Stated task:
Restate the records in their entirety, word for word.

Dataset items:

↓

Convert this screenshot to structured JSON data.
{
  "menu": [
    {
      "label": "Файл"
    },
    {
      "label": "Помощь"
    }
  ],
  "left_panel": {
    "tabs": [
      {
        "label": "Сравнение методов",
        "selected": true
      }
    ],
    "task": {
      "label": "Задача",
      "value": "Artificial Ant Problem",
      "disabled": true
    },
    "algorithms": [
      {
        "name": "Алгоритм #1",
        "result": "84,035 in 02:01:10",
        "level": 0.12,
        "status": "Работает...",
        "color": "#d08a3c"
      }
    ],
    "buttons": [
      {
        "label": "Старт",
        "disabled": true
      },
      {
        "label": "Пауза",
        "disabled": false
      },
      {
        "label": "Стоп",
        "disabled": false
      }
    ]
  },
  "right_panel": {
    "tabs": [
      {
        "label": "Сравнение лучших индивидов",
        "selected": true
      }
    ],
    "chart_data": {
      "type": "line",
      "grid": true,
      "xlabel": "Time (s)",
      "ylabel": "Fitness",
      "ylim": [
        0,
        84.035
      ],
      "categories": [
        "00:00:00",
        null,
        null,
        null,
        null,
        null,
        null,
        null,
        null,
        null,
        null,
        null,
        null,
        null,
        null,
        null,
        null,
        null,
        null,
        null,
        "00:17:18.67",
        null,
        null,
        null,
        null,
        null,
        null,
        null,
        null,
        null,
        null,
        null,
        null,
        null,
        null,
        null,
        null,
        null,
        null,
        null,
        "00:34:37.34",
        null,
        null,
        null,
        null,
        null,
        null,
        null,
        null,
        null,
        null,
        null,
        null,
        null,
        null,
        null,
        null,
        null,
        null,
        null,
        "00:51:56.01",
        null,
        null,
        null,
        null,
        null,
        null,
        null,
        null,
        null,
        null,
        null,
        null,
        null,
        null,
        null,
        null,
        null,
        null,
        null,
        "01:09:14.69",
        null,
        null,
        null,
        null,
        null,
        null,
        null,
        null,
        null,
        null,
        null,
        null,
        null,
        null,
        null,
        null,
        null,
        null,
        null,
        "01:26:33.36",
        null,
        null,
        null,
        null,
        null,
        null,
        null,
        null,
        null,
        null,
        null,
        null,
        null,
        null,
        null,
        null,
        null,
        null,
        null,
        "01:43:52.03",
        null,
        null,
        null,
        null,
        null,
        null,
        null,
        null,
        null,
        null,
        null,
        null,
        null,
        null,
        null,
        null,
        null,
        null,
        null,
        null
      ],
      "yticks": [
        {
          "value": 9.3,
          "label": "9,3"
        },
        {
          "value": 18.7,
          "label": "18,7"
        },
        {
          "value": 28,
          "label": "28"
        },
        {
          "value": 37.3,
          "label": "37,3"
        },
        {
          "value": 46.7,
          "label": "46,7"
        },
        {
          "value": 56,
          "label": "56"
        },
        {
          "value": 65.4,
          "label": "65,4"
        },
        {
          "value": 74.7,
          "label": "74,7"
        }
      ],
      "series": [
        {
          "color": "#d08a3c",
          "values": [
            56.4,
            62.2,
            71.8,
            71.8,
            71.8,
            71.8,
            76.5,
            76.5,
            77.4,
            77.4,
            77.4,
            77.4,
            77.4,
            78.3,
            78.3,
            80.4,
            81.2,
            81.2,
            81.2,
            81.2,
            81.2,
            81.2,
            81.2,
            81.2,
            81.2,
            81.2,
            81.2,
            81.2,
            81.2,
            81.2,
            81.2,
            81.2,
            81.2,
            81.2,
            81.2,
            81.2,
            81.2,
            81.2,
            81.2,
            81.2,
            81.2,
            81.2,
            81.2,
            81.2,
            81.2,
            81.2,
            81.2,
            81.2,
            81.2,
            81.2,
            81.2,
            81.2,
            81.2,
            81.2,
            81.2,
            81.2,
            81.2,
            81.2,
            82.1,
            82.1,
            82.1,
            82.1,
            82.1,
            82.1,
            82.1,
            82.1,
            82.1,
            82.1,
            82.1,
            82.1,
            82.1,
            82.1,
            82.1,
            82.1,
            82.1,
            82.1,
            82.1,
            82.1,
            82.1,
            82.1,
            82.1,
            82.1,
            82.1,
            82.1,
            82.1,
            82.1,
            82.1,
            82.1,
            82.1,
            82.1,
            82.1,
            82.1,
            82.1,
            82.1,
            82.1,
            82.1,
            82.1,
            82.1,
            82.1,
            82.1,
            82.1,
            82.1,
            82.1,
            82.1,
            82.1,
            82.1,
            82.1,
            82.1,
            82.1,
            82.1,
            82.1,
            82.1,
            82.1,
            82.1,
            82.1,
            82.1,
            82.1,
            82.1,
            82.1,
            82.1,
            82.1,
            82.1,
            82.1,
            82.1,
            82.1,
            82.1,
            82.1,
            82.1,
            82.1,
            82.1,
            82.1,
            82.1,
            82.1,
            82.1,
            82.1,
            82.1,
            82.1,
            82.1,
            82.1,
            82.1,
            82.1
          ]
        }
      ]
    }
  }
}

↑

Correct response:
Convert this screenshot to structured JSON data.
{
  "menu": [
    {
      "label": "Файл"
    },
    {
      "label": "Помощь"
    }
  ],
  "left_panel": {
    "tabs": [
      {
        "label": "Сравнение методов",
        "selected": true
      }
    ],
    "task": {
      "label": "Задача",
      "value": "Artificial Ant Problem",
      "disabled": true
    },
    "algorithms": [
      {
        "name": "Алгоритм #1",
        "result": "84,035 in 02:01:10",
        "level": 0.12,
        "status": "Работает...",
        "color": "#d08a3c"
      }
    ],
    "buttons": [
      {
        "label": "Старт",
        "disabled": true
      },
      {
        "label": "Пауза",
        "disabled": false
      },
      {
        "label": "Стоп",
        "disabled": false
      }
    ]
  },
  "right_panel": {
    "tabs": [
      {
        "label": "Сравнение лучших индивидов",
        "selected": true
      }
    ],
    "chart_data": {
      "type": "line",
      "grid": true,
      "xlabel": "Time (s)",
      "ylabel": "Fitness",
      "ylim": [
        0,
        84.035
      ],
      "categories": [
        "00:00:00",
        null,
        null,
        null,
        null,
        null,
        null,
        null,
        null,
        null,
        null,
        null,
        null,
        null,
        null,
        null,
        null,
        null,
        null,
        null,
        "00:17:18.67",
        null,
        null,
        null,
        null,
        null,
        null,
        null,
        null,
        null,
        null,
        null,
        null,
        null,
        null,
        null,
        null,
        null,
        null,
        null,
        "00:34:37.34",
        null,
        null,
        null,
        null,
        null,
        null,
        null,
        null,
        null,
        null,
        null,
        null,
        null,
        null,
        null,
        null,
        null,
        null,
        null,
        "00:51:56.01",
        null,
        null,
        null,
        null,
        null,
        null,
        null,
        null,
        null,
        null,
        null,
        null,
        null,
        null,
        null,
        null,
        null,
        null,
        null,
        "01:09:14.69",
        null,
        null,
        null,
        null,
        null,
        null,
        null,
        null,
        null,
        null,
        null,
        null,
        null,
        null,
        null,
        null,
        null,
        null,
        null,
        "01:26:33.36",
        null,
        null,
        null,
        null,
        null,
        null,
        null,
        null,
        null,
        null,
        null,
        null,
        null,
        null,
        null,
        null,
        null,
        null,
        null,
        "01:43:52.03",
        null,
        null,
        null,
        null,
        null,
        null,
        null,
        null,
        null,
        null,
        null,
        null,
        null,
        null,
        null,
        null,
        null,
        null,
        null,
        null
      ],
      "yticks": [
        {
          "value": 9.3,
          "label": "9,3"
        },
        {
          "value": 18.7,
          "label": "18,7"
        },
        {
          "value": 28,
          "label": "28"
        },
        {
          "value": 37.3,
          "label": "37,3"
        },
        {
          "value": 46.7,
          "label": "46,7"
        },
        {
          "value": 56,
          "label": "56"
        },
        {
          "value": 65.4,
          "label": "65,4"
        },
        {
          "value": 74.7,
          "label": "74,7"
        }
      ],
      "series": [
        {
          "color": "#d08a3c",
          "values": [
            56.4,
            62.2,
            71.8,
            71.8,
            71.8,
            71.8,
            76.5,
            76.5,
            77.4,
            77.4,
            77.4,
            77.4,
            77.4,
            78.3,
            78.3,
            80.4,
            81.2,
            81.2,
            81.2,
            81.2,
            81.2,
            81.2,
            81.2,
            81.2,
            81.2,
            81.2,
            81.2,
            81.2,
            81.2,
            81.2,
            81.2,
            81.2,
            81.2,
            81.2,
            81.2,
            81.2,
            81.2,
            81.2,
            81.2,
            81.2,
            81.2,
            81.2,
            81.2,
            81.2,
            81.2,
            81.2,
            81.2,
            81.2,
            81.2,
            81.2,
            81.2,
            81.2,
            81.2,
            81.2,
            81.2,
            81.2,
            81.2,
            81.2,
            82.1,
            82.1,
            82.1,
            82.1,
            82.1,
            82.1,
            82.1,
            82.1,
            82.1,
            82.1,
            82.1,
            82.1,
            82.1,
            82.1,
            82.1,
            82.1,
            82.1,
            82.1,
            82.1,
            82.1,
            82.1,
            82.1,
            82.1,
            82.1,
            82.1,
            82.1,
            82.1,
            82.1,
            82.1,
            82.1,
            82.1,
            82.1,
            82.1,
            82.1,
            82.1,
            82.1,
            82.1,
            82.1,
            82.1,
            82.1,
            82.1,
            82.1,
            82.1,
            82.1,
            82.1,
            82.1,
            82.1,
            82.1,
            82.1,
            82.1,
            82.1,
            82.1,
            82.1,
            82.1,
            82.1,
            82.1,
            82.1,
            82.1,
            82.1,
            82.1,
            82.1,
            82.1,
            82.1,
            82.1,
            82.1,
            82.1,
            82.1,
            82.1,
            82.1,
            82.1,
            82.1,
            82.1,
            82.1,
            82.1,
            82.1,
            82.1,
            82.1,
            82.1,
            82.1,
            82.1,
            82.1,
            82.1,
            82.1
          ]
        }
      ]
    }
  }
}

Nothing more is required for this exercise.